Your task:
Write the data out again exactly, dropping any images it holds.

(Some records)
◆ ◆ ◆ ◆

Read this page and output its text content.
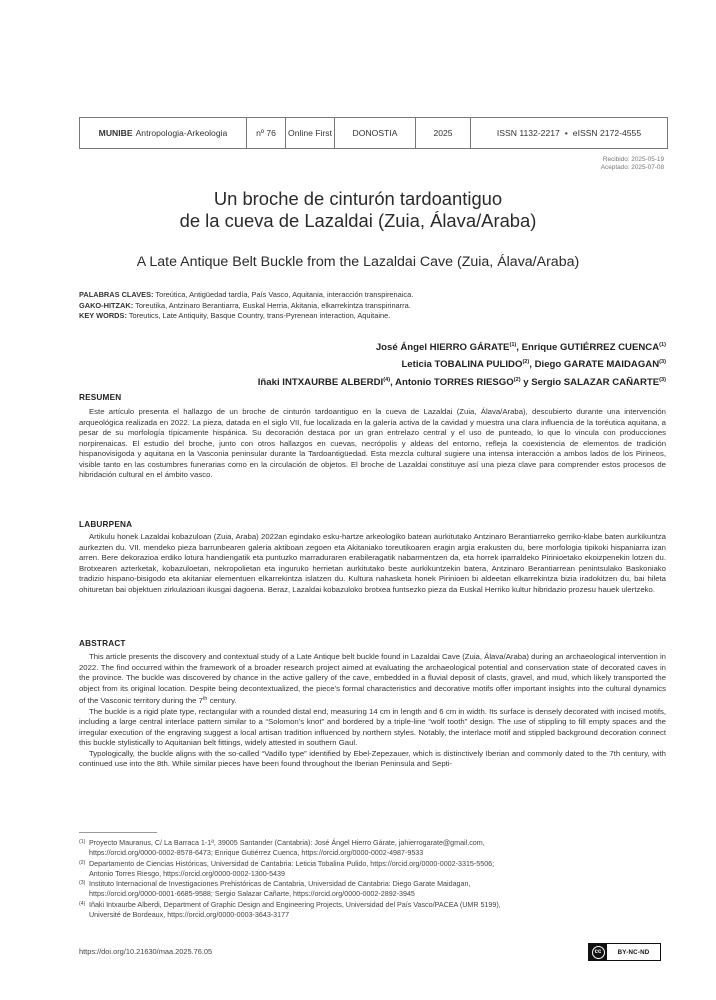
MUNIBE Antropologia-Arkeologia	nº 76	Online First	DONOSTIA	2025	ISSN 1132-2217 • eISSN 2172-4555
Recibido: 2025-05-19
Aceptado: 2025-07-08
Un broche de cinturón tardoantiguo
de la cueva de Lazaldai (Zuia, Álava/Araba)
A Late Antique Belt Buckle from the Lazaldai Cave (Zuia, Álava/Araba)
PALABRAS CLAVES: Toreútica, Antigüedad tardía, País Vasco, Aquitania, interacción transpirenaica.
GAKO-HITZAK: Toreutika, Antzinaro Berantiarra, Euskal Herria, Akitania, elkarrekintza transpirinarra.
KEY WORDS: Toreutics, Late Antiquity, Basque Country, trans-Pyrenean interaction, Aquitaine.
José Ángel HIERRO GÁRATE$^{(1)}$, Enrique GUTIÉRREZ CUENCA$^{(1)}$
Leticia TOBALINA PULIDO$^{(2)}$, Diego GARATE MAIDAGAN$^{(3)}$
Iñaki INTXAURBE ALBERDI$^{(4)}$, Antonio TORRES RIESGO$^{(2)}$ y Sergio SALAZAR CAÑARTE$^{(3)}$
RESUMEN

Este artículo presenta el hallazgo de un broche de cinturón tardoantiguo en la cueva de Lazaldai (Zuia, Álava/Araba), descubierto durante una intervención arqueológica realizada en 2022. La pieza, datada en el siglo VII, fue localizada en la galería activa de la cavidad y muestra una clara influencia de la toréutica aquitana, a pesar de su morfología típicamente hispánica. Su decoración destaca por un gran entrelazo central y el uso de punteado, lo que lo vincula con producciones norpirenaicas. El estudio del broche, junto con otros hallazgos en cuevas, necrópolis y aldeas del entorno, refleja la coexistencia de elementos de tradición hispanovisigoda y aquitana en la Vasconia peninsular durante la Tardoantigüedad. Esta mezcla cultural sugiere una intensa interacción a ambos lados de los Pirineos, visible tanto en las costumbres funerarias como en la circulación de objetos. El broche de Lazaldai constituye así una pieza clave para comprender estos procesos de hibridación cultural en el ámbito vasco.

LABURPENA

Artikulu honek Lazaldai kobazuloan (Zuia, Araba) 2022an egindako esku-hartze arkeologiko batean aurkitutako Antzinaro Berantiarreko gerriko-klabe baten aurkikuntza aurkezten du. VII. mendeko pieza barrunbearen galeria aktiboan zegoen eta Akitaniako toreutikoaren eragin argia erakusten du, bere morfologia tipikoki hispaniarra izan arren. Bere dekorazioa erdiko lotura handiengatik eta puntuzko marraduraren erabileragatik nabarmentzen da, eta horrek iparraldeko Pirinioetako ekoizpenekin lotzen du. Brotxearen azterketak, kobazuloetan, nekropolietan eta inguruko herrietan aurkitutako beste aurkikuntzekin batera, Antzinaro Berantiarrean penintsulako Baskoniako tradizio hispano-bisigodo eta akitaniar elementuen elkarrekintza islatzen du. Kultura nahasketa honek Pirinioen bi aldeetan elkarrekintza bizia iradokitzen du, bai hileta ohituretan bai objektuen zirkulazioan ikusgai dagoena. Beraz, Lazaldai kobazuloko brotxea funtsezko pieza da Euskal Herriko kultur hibridazio prozesu hauek ulertzeko.

ABSTRACT

This article presents the discovery and contextual study of a Late Antique belt buckle found in Lazaldai Cave (Zuia, Álava/Araba) during an archaeological intervention in 2022. The find occurred within the framework of a broader research project aimed at evaluating the archaeological potential and conservation state of decorated caves in the province. The buckle was discovered by chance in the active gallery of the cave, embedded in a fluvial deposit of clasts, gravel, and mud, which likely transported the object from its original location. Despite being decontextualized, the piece’s formal characteristics and decorative motifs offer important insights into the cultural dynamics of the Vasconic territory during the 7th century.

The buckle is a rigid plate type, rectangular with a rounded distal end, measuring 14 cm in length and 6 cm in width. Its surface is densely decorated with incised motifs, including a large central interlace pattern similar to a “Solomon’s knot” and bordered by a triple-line “wolf tooth” design. The use of stippling to fill empty spaces and the irregular execution of the engraving suggest a local artisan tradition influenced by northern styles. Notably, the interlace motif and stippled background decoration connect this buckle stylistically to Aquitanian belt fittings, widely attested in southern Gaul.

Typologically, the buckle aligns with the so-called “Vadillo type” identified by Ebel-Zepezauer, which is distinctively Iberian and commonly dated to the 7th century, with continued use into the 8th. While similar pieces have been found throughout the Iberian Peninsula and Septi-

(1) Proyecto Mauranus, C/ La Barraca 1-1ª, 39005 Santander (Cantabria): José Ángel Hierro Gárate, jahierrogarate@gmail.com,
https://orcid.org/0000-0002-8578-6473; Enrique Gutiérrez Cuenca, https://orcid.org/0000-0002-4987-9533
(2) Departamento de Ciencias Históricas, Universidad de Cantabria: Leticia Tobalina Pulido, https://orcid.org/0000-0002-3315-5506;
Antonio Torres Riesgo, https://orcid.org/0000-0002-1300-5439
(3) Instituto Internacional de Investigaciones Prehistóricas de Cantabria, Universidad de Cantabria: Diego Garate Maidagan,
https://orcid.org/0000-0001-6685-9588; Sergio Salazar Cañarte, https://orcid.org/0000-0002-2892-3945
(4) Iñaki Intxaurbe Alberdi, Department of Graphic Design and Engineering Projects, Universidad del País Vasco/PACEA (UMR 5199),
Université de Bordeaux, https://orcid.org/0000-0003-3643-3177
https://doi.org/10.21630/maa.2025.76.05	cc	BY-NC-ND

◆ ◆ ◆ ◆

Full output:
Read this page and output its text content.
MUNIBE Antropologia-Arkeologia	nº 76	Online First	DONOSTIA	2025	ISSN 1132-2217 • eISSN 2172-4555
Recibido: 2025-05-19
Aceptado: 2025-07-08
Un broche de cinturón tardoantiguo
de la cueva de Lazaldai (Zuia, Álava/Araba)
A Late Antique Belt Buckle from the Lazaldai Cave (Zuia, Álava/Araba)
PALABRAS CLAVES: Toreútica, Antigüedad tardía, País Vasco, Aquitania, interacción transpirenaica.
GAKO-HITZAK: Toreutika, Antzinaro Berantiarra, Euskal Herria, Akitania, elkarrekintza transpirinarra.
KEY WORDS: Toreutics, Late Antiquity, Basque Country, trans-Pyrenean interaction, Aquitaine.
José Ángel HIERRO GÁRATE$^{(1)}$, Enrique GUTIÉRREZ CUENCA$^{(1)}$
Leticia TOBALINA PULIDO$^{(2)}$, Diego GARATE MAIDAGAN$^{(3)}$
Iñaki INTXAURBE ALBERDI$^{(4)}$, Antonio TORRES RIESGO$^{(2)}$ y Sergio SALAZAR CAÑARTE$^{(3)}$
RESUMEN

Este artículo presenta el hallazgo de un broche de cinturón tardoantiguo en la cueva de Lazaldai (Zuia, Álava/Araba), descubierto durante una intervención arqueológica realizada en 2022. La pieza, datada en el siglo VII, fue localizada en la galería activa de la cavidad y muestra una clara influencia de la toréutica aquitana, a pesar de su morfología típicamente hispánica. Su decoración destaca por un gran entrelazo central y el uso de punteado, lo que lo vincula con producciones norpirenaicas. El estudio del broche, junto con otros hallazgos en cuevas, necrópolis y aldeas del entorno, refleja la coexistencia de elementos de tradición hispanovisigoda y aquitana en la Vasconia peninsular durante la Tardoantigüedad. Esta mezcla cultural sugiere una intensa interacción a ambos lados de los Pirineos, visible tanto en las costumbres funerarias como en la circulación de objetos. El broche de Lazaldai constituye así una pieza clave para comprender estos procesos de hibridación cultural en el ámbito vasco.

LABURPENA

Artikulu honek Lazaldai kobazuloan (Zuia, Araba) 2022an egindako esku-hartze arkeologiko batean aurkitutako Antzinaro Berantiarreko gerriko-klabe baten aurkikuntza aurkezten du. VII. mendeko pieza barrunbearen galeria aktiboan zegoen eta Akitaniako toreutikoaren eragin argia erakusten du, bere morfologia tipikoki hispaniarra izan arren. Bere dekorazioa erdiko lotura handiengatik eta puntuzko marraduraren erabileragatik nabarmentzen da, eta horrek iparraldeko Pirinioetako ekoizpenekin lotzen du. Brotxearen azterketak, kobazuloetan, nekropolietan eta inguruko herrietan aurkitutako beste aurkikuntzekin batera, Antzinaro Berantiarrean penintsulako Baskoniako tradizio hispano-bisigodo eta akitaniar elementuen elkarrekintza islatzen du. Kultura nahasketa honek Pirinioen bi aldeetan elkarrekintza bizia iradokitzen du, bai hileta ohituretan bai objektuen zirkulazioan ikusgai dagoena. Beraz, Lazaldai kobazuloko brotxea funtsezko pieza da Euskal Herriko kultur hibridazio prozesu hauek ulertzeko.

ABSTRACT

This article presents the discovery and contextual study of a Late Antique belt buckle found in Lazaldai Cave (Zuia, Álava/Araba) during an archaeological intervention in 2022. The find occurred within the framework of a broader research project aimed at evaluating the archaeological potential and conservation state of decorated caves in the province. The buckle was discovered by chance in the active gallery of the cave, embedded in a fluvial deposit of clasts, gravel, and mud, which likely transported the object from its original location. Despite being decontextualized, the piece’s formal characteristics and decorative motifs offer important insights into the cultural dynamics of the Vasconic territory during the 7th century.

The buckle is a rigid plate type, rectangular with a rounded distal end, measuring 14 cm in length and 6 cm in width. Its surface is densely decorated with incised motifs, including a large central interlace pattern similar to a “Solomon’s knot” and bordered by a triple-line “wolf tooth” design. The use of stippling to fill empty spaces and the irregular execution of the engraving suggest a local artisan tradition influenced by northern styles. Notably, the interlace motif and stippled background decoration connect this buckle stylistically to Aquitanian belt fittings, widely attested in southern Gaul.

Typologically, the buckle aligns with the so-called “Vadillo type” identified by Ebel-Zepezauer, which is distinctively Iberian and commonly dated to the 7th century, with continued use into the 8th. While similar pieces have been found throughout the Iberian Peninsula and Septi-

(1) Proyecto Mauranus, C/ La Barraca 1-1ª, 39005 Santander (Cantabria): José Ángel Hierro Gárate, jahierrogarate@gmail.com,
https://orcid.org/0000-0002-8578-6473; Enrique Gutiérrez Cuenca, https://orcid.org/0000-0002-4987-9533
(2) Departamento de Ciencias Históricas, Universidad de Cantabria: Leticia Tobalina Pulido, https://orcid.org/0000-0002-3315-5506;
Antonio Torres Riesgo, https://orcid.org/0000-0002-1300-5439
(3) Instituto Internacional de Investigaciones Prehistóricas de Cantabria, Universidad de Cantabria: Diego Garate Maidagan,
https://orcid.org/0000-0001-6685-9588; Sergio Salazar Cañarte, https://orcid.org/0000-0002-2892-3945
(4) Iñaki Intxaurbe Alberdi, Department of Graphic Design and Engineering Projects, Universidad del País Vasco/PACEA (UMR 5199),
Université de Bordeaux, https://orcid.org/0000-0003-3643-3177
https://doi.org/10.21630/maa.2025.76.05	cc	BY-NC-ND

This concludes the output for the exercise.